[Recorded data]
__________________________________________________
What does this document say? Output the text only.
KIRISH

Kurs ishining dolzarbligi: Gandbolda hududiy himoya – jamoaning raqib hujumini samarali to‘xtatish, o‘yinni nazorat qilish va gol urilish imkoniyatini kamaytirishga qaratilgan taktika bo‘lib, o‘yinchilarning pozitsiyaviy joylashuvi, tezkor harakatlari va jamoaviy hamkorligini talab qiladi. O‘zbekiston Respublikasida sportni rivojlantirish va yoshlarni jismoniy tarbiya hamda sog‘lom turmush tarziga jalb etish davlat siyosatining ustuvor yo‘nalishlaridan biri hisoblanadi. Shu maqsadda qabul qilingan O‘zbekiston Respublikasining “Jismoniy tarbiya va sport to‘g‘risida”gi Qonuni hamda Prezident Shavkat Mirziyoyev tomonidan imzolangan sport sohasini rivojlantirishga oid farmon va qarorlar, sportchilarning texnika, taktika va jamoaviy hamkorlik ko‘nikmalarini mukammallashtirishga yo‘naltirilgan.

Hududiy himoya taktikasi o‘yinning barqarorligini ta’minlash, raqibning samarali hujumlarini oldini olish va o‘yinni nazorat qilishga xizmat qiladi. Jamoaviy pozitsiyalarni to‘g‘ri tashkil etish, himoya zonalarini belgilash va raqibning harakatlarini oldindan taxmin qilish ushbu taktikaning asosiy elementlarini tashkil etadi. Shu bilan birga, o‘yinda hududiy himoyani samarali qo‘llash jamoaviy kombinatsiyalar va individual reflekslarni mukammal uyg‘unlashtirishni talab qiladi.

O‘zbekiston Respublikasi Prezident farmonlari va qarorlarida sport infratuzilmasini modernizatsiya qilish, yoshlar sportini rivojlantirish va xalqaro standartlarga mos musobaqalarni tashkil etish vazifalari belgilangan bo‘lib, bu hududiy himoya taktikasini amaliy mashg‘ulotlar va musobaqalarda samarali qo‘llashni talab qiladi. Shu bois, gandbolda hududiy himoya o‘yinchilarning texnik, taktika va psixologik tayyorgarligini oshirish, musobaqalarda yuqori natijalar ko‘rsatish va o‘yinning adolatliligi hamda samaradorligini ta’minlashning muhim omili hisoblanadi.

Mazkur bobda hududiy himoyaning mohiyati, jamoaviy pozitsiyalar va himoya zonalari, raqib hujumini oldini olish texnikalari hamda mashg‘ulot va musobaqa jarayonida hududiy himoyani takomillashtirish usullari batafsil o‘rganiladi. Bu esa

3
__________________________________________________
WHAT YOU ARE ASKED TO DO
Reproduce the full listing word for word.

FULL ANSWER
What does this document say? Output the text only.
KIRISH

Kurs ishining dolzarbligi: Gandbolda hududiy himoya – jamoaning raqib hujumini samarali to‘xtatish, o‘yinni nazorat qilish va gol urilish imkoniyatini kamaytirishga qaratilgan taktika bo‘lib, o‘yinchilarning pozitsiyaviy joylashuvi, tezkor harakatlari va jamoaviy hamkorligini talab qiladi. O‘zbekiston Respublikasida sportni rivojlantirish va yoshlarni jismoniy tarbiya hamda sog‘lom turmush tarziga jalb etish davlat siyosatining ustuvor yo‘nalishlaridan biri hisoblanadi. Shu maqsadda qabul qilingan O‘zbekiston Respublikasining “Jismoniy tarbiya va sport to‘g‘risida”gi Qonuni hamda Prezident Shavkat Mirziyoyev tomonidan imzolangan sport sohasini rivojlantirishga oid farmon va qarorlar, sportchilarning texnika, taktika va jamoaviy hamkorlik ko‘nikmalarini mukammallashtirishga yo‘naltirilgan.

Hududiy himoya taktikasi o‘yinning barqarorligini ta’minlash, raqibning samarali hujumlarini oldini olish va o‘yinni nazorat qilishga xizmat qiladi. Jamoaviy pozitsiyalarni to‘g‘ri tashkil etish, himoya zonalarini belgilash va raqibning harakatlarini oldindan taxmin qilish ushbu taktikaning asosiy elementlarini tashkil etadi. Shu bilan birga, o‘yinda hududiy himoyani samarali qo‘llash jamoaviy kombinatsiyalar va individual reflekslarni mukammal uyg‘unlashtirishni talab qiladi.

O‘zbekiston Respublikasi Prezident farmonlari va qarorlarida sport infratuzilmasini modernizatsiya qilish, yoshlar sportini rivojlantirish va xalqaro standartlarga mos musobaqalarni tashkil etish vazifalari belgilangan bo‘lib, bu hududiy himoya taktikasini amaliy mashg‘ulotlar va musobaqalarda samarali qo‘llashni talab qiladi. Shu bois, gandbolda hududiy himoya o‘yinchilarning texnik, taktika va psixologik tayyorgarligini oshirish, musobaqalarda yuqori natijalar ko‘rsatish va o‘yinning adolatliligi hamda samaradorligini ta’minlashning muhim omili hisoblanadi.

Mazkur bobda hududiy himoyaning mohiyati, jamoaviy pozitsiyalar va himoya zonalari, raqib hujumini oldini olish texnikalari hamda mashg‘ulot va musobaqa jarayonida hududiy himoyani takomillashtirish usullari batafsil o‘rganiladi. Bu esa

3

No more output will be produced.